--- SOURCE DOCUMENT ---
= = = = =

Testing For Over-fitting

Let us now compare our default and customized models, to see if we are over-fitting the training data. If we are over-fitting, the default model will outperform our customized model on the validation set, otherwise our customized model will perform better.

Let us prepare the 2 models.

#Let's compare the default model and our customized model on the hold out set
default_model = MLPClassifier(hidden_layer_sizes=(20,10,4),shuffle=False)
customized_model = MLPClassifier(hidden_layer_sizes=(20,10,4),shuffle=False,activation=tuner.best_params_["activation"],solver=tuner.best_params_["solver"],alpha=tuner.best_params_["alpha"],learning_rate=tuner.best_params_["learning_rate"],learning_rate_init=tuner.best_params_["learning_rate_init"])

Measure the accuracy of the default model.

#The accuracy of the defualt model
default_model.fit(train_X,train_y)
accuracy_score(test_y,default_model.predict(test_X))

0.5423728813559322

The accuracy of our customized model.

#The accuracy of the defualt model
customized_model.fit(train_X,train_y)
accuracy_score(test_y,customized_model.predict(test_X))

0.7457627118644068

It appears we have trained the model without over-fitting to the training data. Also note that our training error is typically always higher than our test error, however the discrepancy between them should not be too large. Our training error was 88% and test error 74%, this is reasonable. A large gap between the training and test error would be alarming, it could indicate we were over-fitting!

= = = = =

--- TASKS FOR THIS EXERCISE ---
a - Write out the over-fitting text again, starting at the words "Testing For Over-fitting" and stopping after "the default model.", and swap "validation set" for "test set".
b - Carry on the over-fitting text from where it stops.

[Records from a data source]
= = = = =

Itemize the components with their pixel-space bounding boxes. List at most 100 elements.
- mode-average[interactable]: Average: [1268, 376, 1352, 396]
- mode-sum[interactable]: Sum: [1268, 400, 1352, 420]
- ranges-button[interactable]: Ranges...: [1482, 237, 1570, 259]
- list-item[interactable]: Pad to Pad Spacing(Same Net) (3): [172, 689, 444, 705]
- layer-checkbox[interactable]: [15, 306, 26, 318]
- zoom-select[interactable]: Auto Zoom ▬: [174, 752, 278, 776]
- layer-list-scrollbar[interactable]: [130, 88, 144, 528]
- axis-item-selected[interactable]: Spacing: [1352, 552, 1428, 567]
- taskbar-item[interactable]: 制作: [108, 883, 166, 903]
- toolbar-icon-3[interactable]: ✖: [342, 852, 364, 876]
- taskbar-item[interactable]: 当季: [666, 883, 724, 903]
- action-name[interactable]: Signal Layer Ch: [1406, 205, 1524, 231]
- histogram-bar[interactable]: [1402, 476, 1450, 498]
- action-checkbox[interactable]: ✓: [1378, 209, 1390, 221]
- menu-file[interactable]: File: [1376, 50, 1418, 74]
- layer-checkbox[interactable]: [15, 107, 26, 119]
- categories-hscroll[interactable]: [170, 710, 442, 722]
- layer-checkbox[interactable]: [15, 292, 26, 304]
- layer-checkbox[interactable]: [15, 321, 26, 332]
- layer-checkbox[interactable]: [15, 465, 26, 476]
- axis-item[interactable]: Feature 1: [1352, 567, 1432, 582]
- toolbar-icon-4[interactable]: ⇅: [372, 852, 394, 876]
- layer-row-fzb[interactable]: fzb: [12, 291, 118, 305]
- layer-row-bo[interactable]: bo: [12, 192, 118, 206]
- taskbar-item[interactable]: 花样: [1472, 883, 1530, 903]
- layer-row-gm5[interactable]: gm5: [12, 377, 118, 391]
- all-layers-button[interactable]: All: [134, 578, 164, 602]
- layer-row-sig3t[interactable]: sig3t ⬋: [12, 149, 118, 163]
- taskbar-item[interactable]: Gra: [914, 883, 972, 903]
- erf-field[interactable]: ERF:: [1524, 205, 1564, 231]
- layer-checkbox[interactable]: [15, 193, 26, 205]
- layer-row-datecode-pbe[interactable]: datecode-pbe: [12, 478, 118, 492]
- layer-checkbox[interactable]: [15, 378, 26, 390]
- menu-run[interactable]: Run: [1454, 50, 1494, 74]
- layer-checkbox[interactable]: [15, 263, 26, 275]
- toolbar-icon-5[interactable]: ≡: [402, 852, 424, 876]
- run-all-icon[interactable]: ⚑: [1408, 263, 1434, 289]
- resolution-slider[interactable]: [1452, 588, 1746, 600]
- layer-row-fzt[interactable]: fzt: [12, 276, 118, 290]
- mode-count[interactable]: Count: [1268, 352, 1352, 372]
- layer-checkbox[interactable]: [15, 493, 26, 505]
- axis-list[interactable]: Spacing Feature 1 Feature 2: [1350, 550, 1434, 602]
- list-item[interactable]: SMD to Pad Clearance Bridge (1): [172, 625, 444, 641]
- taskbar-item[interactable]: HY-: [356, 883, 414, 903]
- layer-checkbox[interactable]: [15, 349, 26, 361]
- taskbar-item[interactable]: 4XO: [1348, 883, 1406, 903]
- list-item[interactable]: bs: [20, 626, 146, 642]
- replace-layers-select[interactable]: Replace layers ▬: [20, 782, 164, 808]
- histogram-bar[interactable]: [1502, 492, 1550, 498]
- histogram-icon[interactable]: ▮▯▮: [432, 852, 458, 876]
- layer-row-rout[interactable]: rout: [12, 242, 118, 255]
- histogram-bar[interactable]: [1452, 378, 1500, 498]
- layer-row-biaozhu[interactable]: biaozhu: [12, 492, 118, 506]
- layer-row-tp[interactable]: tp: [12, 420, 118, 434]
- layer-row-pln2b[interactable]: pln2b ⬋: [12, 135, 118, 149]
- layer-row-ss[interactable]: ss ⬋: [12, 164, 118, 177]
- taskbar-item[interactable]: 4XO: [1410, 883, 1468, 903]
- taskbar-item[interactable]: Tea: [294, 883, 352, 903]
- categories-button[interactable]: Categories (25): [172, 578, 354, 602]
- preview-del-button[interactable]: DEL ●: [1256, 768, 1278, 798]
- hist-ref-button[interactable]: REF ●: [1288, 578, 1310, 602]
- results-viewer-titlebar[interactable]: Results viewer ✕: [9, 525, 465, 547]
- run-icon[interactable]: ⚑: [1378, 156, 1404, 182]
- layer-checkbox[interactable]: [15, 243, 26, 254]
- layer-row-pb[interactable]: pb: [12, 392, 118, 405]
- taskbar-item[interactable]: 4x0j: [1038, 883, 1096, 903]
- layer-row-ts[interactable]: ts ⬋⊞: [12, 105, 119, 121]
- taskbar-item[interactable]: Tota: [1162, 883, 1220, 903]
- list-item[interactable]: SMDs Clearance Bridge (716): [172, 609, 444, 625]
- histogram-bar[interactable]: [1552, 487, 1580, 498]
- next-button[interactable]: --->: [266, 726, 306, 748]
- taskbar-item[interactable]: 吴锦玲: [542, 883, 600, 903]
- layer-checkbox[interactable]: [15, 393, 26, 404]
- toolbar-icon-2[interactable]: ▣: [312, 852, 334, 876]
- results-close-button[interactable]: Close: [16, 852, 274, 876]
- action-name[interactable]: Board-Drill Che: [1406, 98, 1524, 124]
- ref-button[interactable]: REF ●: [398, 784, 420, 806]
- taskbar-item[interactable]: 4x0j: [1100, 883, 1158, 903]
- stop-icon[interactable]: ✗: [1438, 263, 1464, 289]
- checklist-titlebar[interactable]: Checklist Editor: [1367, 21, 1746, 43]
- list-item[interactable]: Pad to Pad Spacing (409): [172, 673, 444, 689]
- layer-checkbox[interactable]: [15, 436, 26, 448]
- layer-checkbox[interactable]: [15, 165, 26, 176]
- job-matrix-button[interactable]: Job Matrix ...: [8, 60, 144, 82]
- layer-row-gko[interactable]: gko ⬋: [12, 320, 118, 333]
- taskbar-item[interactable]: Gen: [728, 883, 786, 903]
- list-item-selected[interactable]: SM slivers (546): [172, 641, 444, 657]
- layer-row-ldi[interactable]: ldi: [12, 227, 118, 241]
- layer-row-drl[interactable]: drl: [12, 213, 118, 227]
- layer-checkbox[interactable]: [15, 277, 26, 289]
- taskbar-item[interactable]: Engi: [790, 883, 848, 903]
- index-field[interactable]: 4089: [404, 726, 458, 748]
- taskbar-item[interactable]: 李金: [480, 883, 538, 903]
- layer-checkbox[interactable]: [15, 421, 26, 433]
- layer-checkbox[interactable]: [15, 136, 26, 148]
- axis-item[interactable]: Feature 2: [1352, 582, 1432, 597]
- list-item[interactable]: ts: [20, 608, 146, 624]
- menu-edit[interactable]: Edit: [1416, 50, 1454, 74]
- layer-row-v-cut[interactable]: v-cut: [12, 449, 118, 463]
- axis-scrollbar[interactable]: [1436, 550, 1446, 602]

= = = = =

--- THE RESPONSES ---
a -
Testing For Over-fitting

Let us now compare our default and customized models, to see if we are over-fitting the training data. If we are over-fitting, the default model will outperform our customized model on the test set, otherwise our customized model will perform better.

Let us prepare the 2 models.

#Let's compare the default model and our customized model on the hold out set
default_model = MLPClassifier(hidden_layer_sizes=(20,10,4),shuffle=False)
customized_model = MLPClassifier(hidden_layer_sizes=(20,10,4),shuffle=False,activation=tuner.best_params_["activation"],solver=tuner.best_params_["solver"],alpha=tuner.best_params_["alpha"],learning_rate=tuner.best_params_["learning_rate"],learning_rate_init=tuner.best_params_["learning_rate_init"])

Measure the accuracy of the default model.

b -
Implementing the Strategy

First, we define global variables we will use.

#Let us now start building our trading strategy
SYMBOL = 'EURUSD'
TIMEFRAME = mt5.TIMEFRAME_MN1
DEVIATION = 1000
VOLUME = 0
LOT_MULTIPLE = 1

Let us now initialize our MetaTrader 5 terminal.

#Get the system up
if not mt5.initialize():
        print('Failed To Log in')

Now we need to know more details about the market.

#Let's fetch the trading volume
for index,symbol in enumerate(mt5.symbols_get()):
        if symbol.name == SYMBOL:
        print(f"{symbol.name} has minimum volume: {symbol.volume_min}")
        VOLUME = symbol.volume_min * LOT_MULTIPLE

This function will fetch the current market price for us.

#A function to get current prices
def get_prices():
        start = datetime(2024,1,1)
        end   = datetime.now()
        data  = pd.DataFrame(mt5.copy_rates_range(SYMBOL,TIMEFRAME,start,end))
        data['time'] = pd.to_datetime(data['time'],unit='s')
        data.set_index('time',inplace=True)
        return(data.iloc[-1,:])

Let us also create a function to fetch the most recent alternative data from the FRED API.

#A function to get our alternative data
def get_alternative_data():
        visa_d = fred.get_series_as_of_date("VISASMIDSA",datetime.now())
        visa_d = visa_d.iloc[-1,-1]
        visa_h = fred.get_series_as_of_date("VISASMIHSA",datetime.now())
        visa_h = visa_h.iloc[-1,-1]
        visa_n = fred.get_series_as_of_date("VISASMINSA",datetime.now())
        visa_n = visa_n.iloc[-1,-1]
        return(visa_d,visa_h,visa_n)

We need a function responsible for normalizing and scaling our inputs.

#A function to prepare the inputs for our model
def get_model_inputs():
        LAST_OHLC = get_prices()
        visa_d , visa_h , visa_n = get_alternative_data()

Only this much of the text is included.